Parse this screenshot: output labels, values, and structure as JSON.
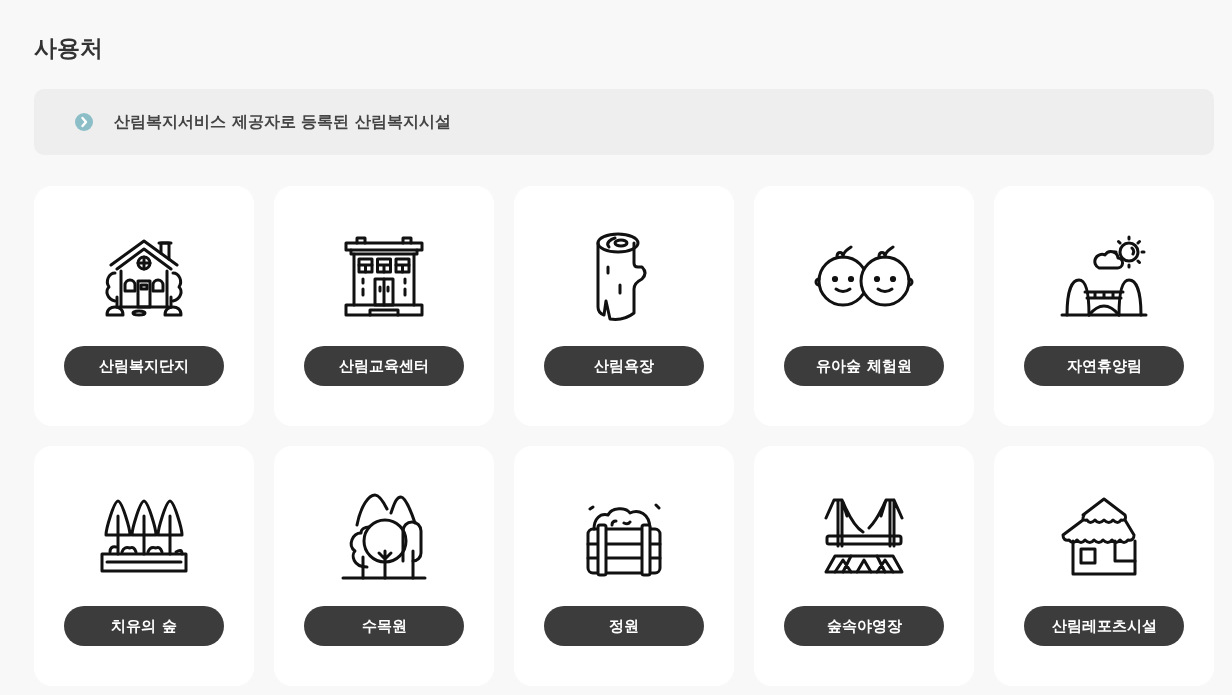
{
  "title": "사용처",
  "notice": {
    "text": "산림복지서비스 제공자로 등록된 산림복지시설"
  },
  "facilities": [
    {
      "label": "산림복지단지",
      "kind": "house"
    },
    {
      "label": "산림교육센터",
      "kind": "building"
    },
    {
      "label": "산림욕장",
      "kind": "log"
    },
    {
      "label": "유아숲 체험원",
      "kind": "babies"
    },
    {
      "label": "자연휴양림",
      "kind": "park"
    },
    {
      "label": "치유의 숲",
      "kind": "trees"
    },
    {
      "label": "수목원",
      "kind": "forest"
    },
    {
      "label": "정원",
      "kind": "garden"
    },
    {
      "label": "숲속야영장",
      "kind": "camp"
    },
    {
      "label": "산림레포츠시설",
      "kind": "hut"
    }
  ]
}
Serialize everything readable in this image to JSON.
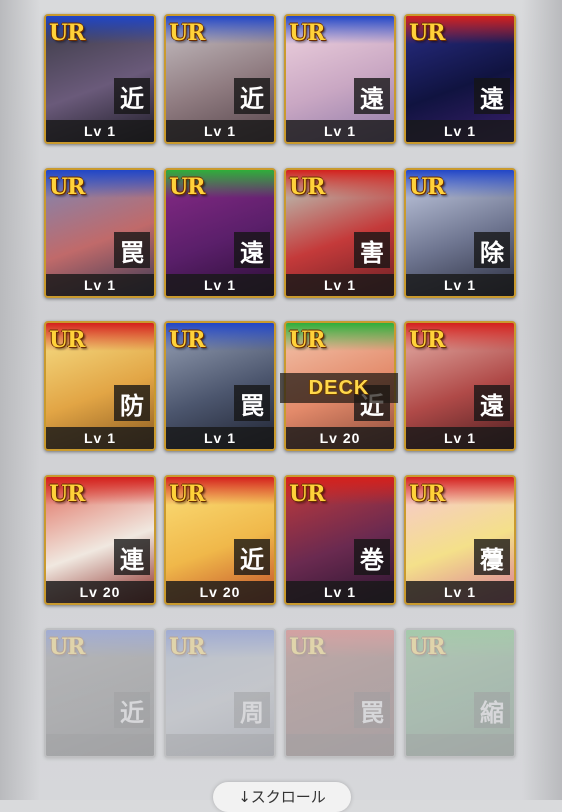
{
  "colors": {
    "frame_gold": "#c99a2e",
    "rarity_text": "#ffd23a",
    "deck_text": "#ffd84a",
    "band_blue": "#2146c7",
    "band_red": "#d4201c",
    "band_green": "#2fae3a"
  },
  "cards": [
    {
      "rarity": "UR",
      "type": "近",
      "level": "Lv 1",
      "band": "blue",
      "art": [
        "#3a3a44",
        "#6a5a7a",
        "#1d1b26"
      ],
      "dim": false
    },
    {
      "rarity": "UR",
      "type": "近",
      "level": "Lv 1",
      "band": "blue",
      "art": [
        "#c9c3c6",
        "#8f7b80",
        "#56454b"
      ],
      "dim": false
    },
    {
      "rarity": "UR",
      "type": "遠",
      "level": "Lv 1",
      "band": "blue",
      "art": [
        "#f1d5e0",
        "#c9a7c3",
        "#8f7aa8"
      ],
      "dim": false
    },
    {
      "rarity": "UR",
      "type": "遠",
      "level": "Lv 1",
      "band": "red",
      "art": [
        "#2a2f8a",
        "#101340",
        "#3a1f6a"
      ],
      "dim": false
    },
    {
      "rarity": "UR",
      "type": "罠",
      "level": "Lv 1",
      "band": "blue",
      "art": [
        "#7a88b8",
        "#c06a6a",
        "#3a3a55"
      ],
      "dim": false
    },
    {
      "rarity": "UR",
      "type": "遠",
      "level": "Lv 1",
      "band": "green",
      "art": [
        "#8a2a88",
        "#5a1f6a",
        "#2b0e35"
      ],
      "dim": false
    },
    {
      "rarity": "UR",
      "type": "害",
      "level": "Lv 1",
      "band": "red",
      "art": [
        "#b7d8c9",
        "#c43a3a",
        "#6a2025"
      ],
      "dim": false
    },
    {
      "rarity": "UR",
      "type": "除",
      "level": "Lv 1",
      "band": "blue",
      "art": [
        "#c8d0e6",
        "#6e7590",
        "#2a2d3e"
      ],
      "dim": false
    },
    {
      "rarity": "UR",
      "type": "防",
      "level": "Lv 1",
      "band": "red",
      "art": [
        "#f7e28a",
        "#e2a545",
        "#8a5a20"
      ],
      "dim": false
    },
    {
      "rarity": "UR",
      "type": "罠",
      "level": "Lv 1",
      "band": "blue",
      "art": [
        "#9aa4b8",
        "#4c566e",
        "#1e2230"
      ],
      "dim": false
    },
    {
      "rarity": "UR",
      "type": "近",
      "level": "Lv 20",
      "band": "green",
      "art": [
        "#f4c8b0",
        "#e38a6a",
        "#8a4a3a"
      ],
      "dim": false
    },
    {
      "rarity": "UR",
      "type": "遠",
      "level": "Lv 1",
      "band": "red",
      "art": [
        "#e8b8b0",
        "#b04a48",
        "#4a1e20"
      ],
      "dim": false
    },
    {
      "rarity": "UR",
      "type": "連",
      "level": "Lv 20",
      "band": "red",
      "art": [
        "#e06a5a",
        "#f0e8e0",
        "#8a2a25"
      ],
      "dim": false
    },
    {
      "rarity": "UR",
      "type": "近",
      "level": "Lv 20",
      "band": "red",
      "art": [
        "#fbe07a",
        "#f0b84a",
        "#c2502a"
      ],
      "dim": false
    },
    {
      "rarity": "UR",
      "type": "巻",
      "level": "Lv 1",
      "band": "red",
      "art": [
        "#c43a3a",
        "#6a2a50",
        "#2a1530"
      ],
      "dim": false
    },
    {
      "rarity": "UR",
      "type": "蘉",
      "level": "Lv 1",
      "band": "red",
      "art": [
        "#f7c6d6",
        "#f4e08a",
        "#d97a9a"
      ],
      "dim": false
    },
    {
      "rarity": "UR",
      "type": "近",
      "level": "",
      "band": "blue",
      "art": [
        "#6a6a6a",
        "#4a4a4a",
        "#2a2a2a"
      ],
      "dim": true
    },
    {
      "rarity": "UR",
      "type": "周",
      "level": "",
      "band": "blue",
      "art": [
        "#7a8fb0",
        "#9aa0aa",
        "#5a6070"
      ],
      "dim": true
    },
    {
      "rarity": "UR",
      "type": "罠",
      "level": "",
      "band": "red",
      "art": [
        "#8a3a2a",
        "#5a2520",
        "#3a1815"
      ],
      "dim": true
    },
    {
      "rarity": "UR",
      "type": "縮",
      "level": "",
      "band": "green",
      "art": [
        "#5aa05a",
        "#3a7a4a",
        "#2a4a30"
      ],
      "dim": true
    }
  ],
  "deck_label": "DECK",
  "scroll_hint": "↓スクロール"
}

★ ★ ★ ★ ★ ★ ★

PROBLEM DETAILS: Isolate the lines that hold the word "this" and copy all of them.

THE ANSWER:
Parse this screenshot: output labels, values, and structure as JSON.
Serialize everything readable in this image to JSON.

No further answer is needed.